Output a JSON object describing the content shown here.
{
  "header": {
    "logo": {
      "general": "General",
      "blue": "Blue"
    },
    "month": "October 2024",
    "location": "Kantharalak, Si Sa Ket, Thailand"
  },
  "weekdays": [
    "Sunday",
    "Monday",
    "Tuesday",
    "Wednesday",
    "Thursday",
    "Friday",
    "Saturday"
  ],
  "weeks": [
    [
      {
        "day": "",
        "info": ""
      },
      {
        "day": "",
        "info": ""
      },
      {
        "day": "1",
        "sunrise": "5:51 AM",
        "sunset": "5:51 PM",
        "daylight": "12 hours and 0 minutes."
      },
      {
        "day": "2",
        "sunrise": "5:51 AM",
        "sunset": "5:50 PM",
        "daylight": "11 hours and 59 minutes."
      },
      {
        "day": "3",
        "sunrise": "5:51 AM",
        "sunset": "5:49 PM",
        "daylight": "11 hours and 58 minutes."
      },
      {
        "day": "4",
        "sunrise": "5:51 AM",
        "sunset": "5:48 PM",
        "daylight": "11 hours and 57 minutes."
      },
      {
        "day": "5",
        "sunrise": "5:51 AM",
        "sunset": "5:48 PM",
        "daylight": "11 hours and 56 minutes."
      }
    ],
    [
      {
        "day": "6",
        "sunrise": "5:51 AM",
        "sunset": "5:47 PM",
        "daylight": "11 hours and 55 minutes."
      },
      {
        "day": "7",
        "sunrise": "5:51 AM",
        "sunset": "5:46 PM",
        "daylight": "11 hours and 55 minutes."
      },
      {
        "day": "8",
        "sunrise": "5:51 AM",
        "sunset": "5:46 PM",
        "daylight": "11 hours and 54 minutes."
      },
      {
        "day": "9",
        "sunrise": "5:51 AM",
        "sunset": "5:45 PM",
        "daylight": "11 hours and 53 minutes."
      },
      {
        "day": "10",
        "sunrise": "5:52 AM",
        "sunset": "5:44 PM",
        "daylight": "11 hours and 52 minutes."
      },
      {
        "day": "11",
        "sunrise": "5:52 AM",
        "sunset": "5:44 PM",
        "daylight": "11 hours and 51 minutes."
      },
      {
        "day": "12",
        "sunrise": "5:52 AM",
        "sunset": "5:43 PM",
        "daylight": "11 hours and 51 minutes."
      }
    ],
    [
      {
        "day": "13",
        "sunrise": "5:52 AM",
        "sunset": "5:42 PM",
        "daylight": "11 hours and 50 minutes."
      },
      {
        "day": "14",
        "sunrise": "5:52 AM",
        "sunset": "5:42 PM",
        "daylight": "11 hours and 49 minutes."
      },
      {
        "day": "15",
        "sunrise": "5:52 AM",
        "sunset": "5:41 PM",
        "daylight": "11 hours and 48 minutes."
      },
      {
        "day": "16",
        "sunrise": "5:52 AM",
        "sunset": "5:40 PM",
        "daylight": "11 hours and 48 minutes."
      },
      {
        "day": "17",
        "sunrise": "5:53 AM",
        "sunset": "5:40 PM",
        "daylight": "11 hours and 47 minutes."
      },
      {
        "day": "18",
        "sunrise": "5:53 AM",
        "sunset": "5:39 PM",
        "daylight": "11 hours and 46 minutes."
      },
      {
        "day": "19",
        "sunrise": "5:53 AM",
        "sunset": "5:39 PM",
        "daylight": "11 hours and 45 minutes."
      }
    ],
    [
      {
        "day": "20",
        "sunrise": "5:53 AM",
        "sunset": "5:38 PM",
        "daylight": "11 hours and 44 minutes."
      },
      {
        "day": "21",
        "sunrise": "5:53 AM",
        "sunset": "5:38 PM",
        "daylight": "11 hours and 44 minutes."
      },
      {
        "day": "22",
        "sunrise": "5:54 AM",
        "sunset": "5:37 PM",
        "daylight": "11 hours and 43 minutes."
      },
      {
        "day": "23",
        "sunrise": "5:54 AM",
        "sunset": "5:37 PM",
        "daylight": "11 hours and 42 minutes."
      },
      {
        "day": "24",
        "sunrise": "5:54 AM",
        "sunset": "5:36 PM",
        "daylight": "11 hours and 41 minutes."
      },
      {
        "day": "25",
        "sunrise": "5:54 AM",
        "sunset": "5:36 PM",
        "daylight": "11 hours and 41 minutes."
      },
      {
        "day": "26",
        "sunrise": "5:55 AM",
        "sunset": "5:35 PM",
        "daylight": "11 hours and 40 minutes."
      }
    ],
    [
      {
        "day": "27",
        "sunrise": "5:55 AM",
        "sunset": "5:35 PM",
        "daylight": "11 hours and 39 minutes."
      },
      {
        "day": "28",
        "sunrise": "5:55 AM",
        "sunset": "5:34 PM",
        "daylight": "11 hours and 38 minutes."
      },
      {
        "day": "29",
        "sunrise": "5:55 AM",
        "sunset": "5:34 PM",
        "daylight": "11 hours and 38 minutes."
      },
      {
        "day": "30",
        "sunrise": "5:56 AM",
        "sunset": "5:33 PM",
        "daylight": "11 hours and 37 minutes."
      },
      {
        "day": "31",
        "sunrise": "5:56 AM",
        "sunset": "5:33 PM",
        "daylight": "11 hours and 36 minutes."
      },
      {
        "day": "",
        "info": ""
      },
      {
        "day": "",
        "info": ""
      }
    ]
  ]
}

□ □ □ □ □

(TASK STATEMENT) Extract all of the data exactly as written.

(EXERCISE OUTPUT)
Output a JSON object describing the content shown here.
{
  "header": {
    "logo": {
      "general": "General",
      "blue": "Blue"
    },
    "month": "October 2024",
    "location": "Kantharalak, Si Sa Ket, Thailand"
  },
  "weekdays": [
    "Sunday",
    "Monday",
    "Tuesday",
    "Wednesday",
    "Thursday",
    "Friday",
    "Saturday"
  ],
  "weeks": [
    [
      {
        "day": "",
        "info": ""
      },
      {
        "day": "",
        "info": ""
      },
      {
        "day": "1",
        "sunrise": "5:51 AM",
        "sunset": "5:51 PM",
        "daylight": "12 hours and 0 minutes."
      },
      {
        "day": "2",
        "sunrise": "5:51 AM",
        "sunset": "5:50 PM",
        "daylight": "11 hours and 59 minutes."
      },
      {
        "day": "3",
        "sunrise": "5:51 AM",
        "sunset": "5:49 PM",
        "daylight": "11 hours and 58 minutes."
      },
      {
        "day": "4",
        "sunrise": "5:51 AM",
        "sunset": "5:48 PM",
        "daylight": "11 hours and 57 minutes."
      },
      {
        "day": "5",
        "sunrise": "5:51 AM",
        "sunset": "5:48 PM",
        "daylight": "11 hours and 56 minutes."
      }
    ],
    [
      {
        "day": "6",
        "sunrise": "5:51 AM",
        "sunset": "5:47 PM",
        "daylight": "11 hours and 55 minutes."
      },
      {
        "day": "7",
        "sunrise": "5:51 AM",
        "sunset": "5:46 PM",
        "daylight": "11 hours and 55 minutes."
      },
      {
        "day": "8",
        "sunrise": "5:51 AM",
        "sunset": "5:46 PM",
        "daylight": "11 hours and 54 minutes."
      },
      {
        "day": "9",
        "sunrise": "5:51 AM",
        "sunset": "5:45 PM",
        "daylight": "11 hours and 53 minutes."
      },
      {
        "day": "10",
        "sunrise": "5:52 AM",
        "sunset": "5:44 PM",
        "daylight": "11 hours and 52 minutes."
      },
      {
        "day": "11",
        "sunrise": "5:52 AM",
        "sunset": "5:44 PM",
        "daylight": "11 hours and 51 minutes."
      },
      {
        "day": "12",
        "sunrise": "5:52 AM",
        "sunset": "5:43 PM",
        "daylight": "11 hours and 51 minutes."
      }
    ],
    [
      {
        "day": "13",
        "sunrise": "5:52 AM",
        "sunset": "5:42 PM",
        "daylight": "11 hours and 50 minutes."
      },
      {
        "day": "14",
        "sunrise": "5:52 AM",
        "sunset": "5:42 PM",
        "daylight": "11 hours and 49 minutes."
      },
      {
        "day": "15",
        "sunrise": "5:52 AM",
        "sunset": "5:41 PM",
        "daylight": "11 hours and 48 minutes."
      },
      {
        "day": "16",
        "sunrise": "5:52 AM",
        "sunset": "5:40 PM",
        "daylight": "11 hours and 48 minutes."
      },
      {
        "day": "17",
        "sunrise": "5:53 AM",
        "sunset": "5:40 PM",
        "daylight": "11 hours and 47 minutes."
      },
      {
        "day": "18",
        "sunrise": "5:53 AM",
        "sunset": "5:39 PM",
        "daylight": "11 hours and 46 minutes."
      },
      {
        "day": "19",
        "sunrise": "5:53 AM",
        "sunset": "5:39 PM",
        "daylight": "11 hours and 45 minutes."
      }
    ],
    [
      {
        "day": "20",
        "sunrise": "5:53 AM",
        "sunset": "5:38 PM",
        "daylight": "11 hours and 44 minutes."
      },
      {
        "day": "21",
        "sunrise": "5:53 AM",
        "sunset": "5:38 PM",
        "daylight": "11 hours and 44 minutes."
      },
      {
        "day": "22",
        "sunrise": "5:54 AM",
        "sunset": "5:37 PM",
        "daylight": "11 hours and 43 minutes."
      },
      {
        "day": "23",
        "sunrise": "5:54 AM",
        "sunset": "5:37 PM",
        "daylight": "11 hours and 42 minutes."
      },
      {
        "day": "24",
        "sunrise": "5:54 AM",
        "sunset": "5:36 PM",
        "daylight": "11 hours and 41 minutes."
      },
      {
        "day": "25",
        "sunrise": "5:54 AM",
        "sunset": "5:36 PM",
        "daylight": "11 hours and 41 minutes."
      },
      {
        "day": "26",
        "sunrise": "5:55 AM",
        "sunset": "5:35 PM",
        "daylight": "11 hours and 40 minutes."
      }
    ],
    [
      {
        "day": "27",
        "sunrise": "5:55 AM",
        "sunset": "5:35 PM",
        "daylight": "11 hours and 39 minutes."
      },
      {
        "day": "28",
        "sunrise": "5:55 AM",
        "sunset": "5:34 PM",
        "daylight": "11 hours and 38 minutes."
      },
      {
        "day": "29",
        "sunrise": "5:55 AM",
        "sunset": "5:34 PM",
        "daylight": "11 hours and 38 minutes."
      },
      {
        "day": "30",
        "sunrise": "5:56 AM",
        "sunset": "5:33 PM",
        "daylight": "11 hours and 37 minutes."
      },
      {
        "day": "31",
        "sunrise": "5:56 AM",
        "sunset": "5:33 PM",
        "daylight": "11 hours and 36 minutes."
      },
      {
        "day": "",
        "info": ""
      },
      {
        "day": "",
        "info": ""
      }
    ]
  ]
}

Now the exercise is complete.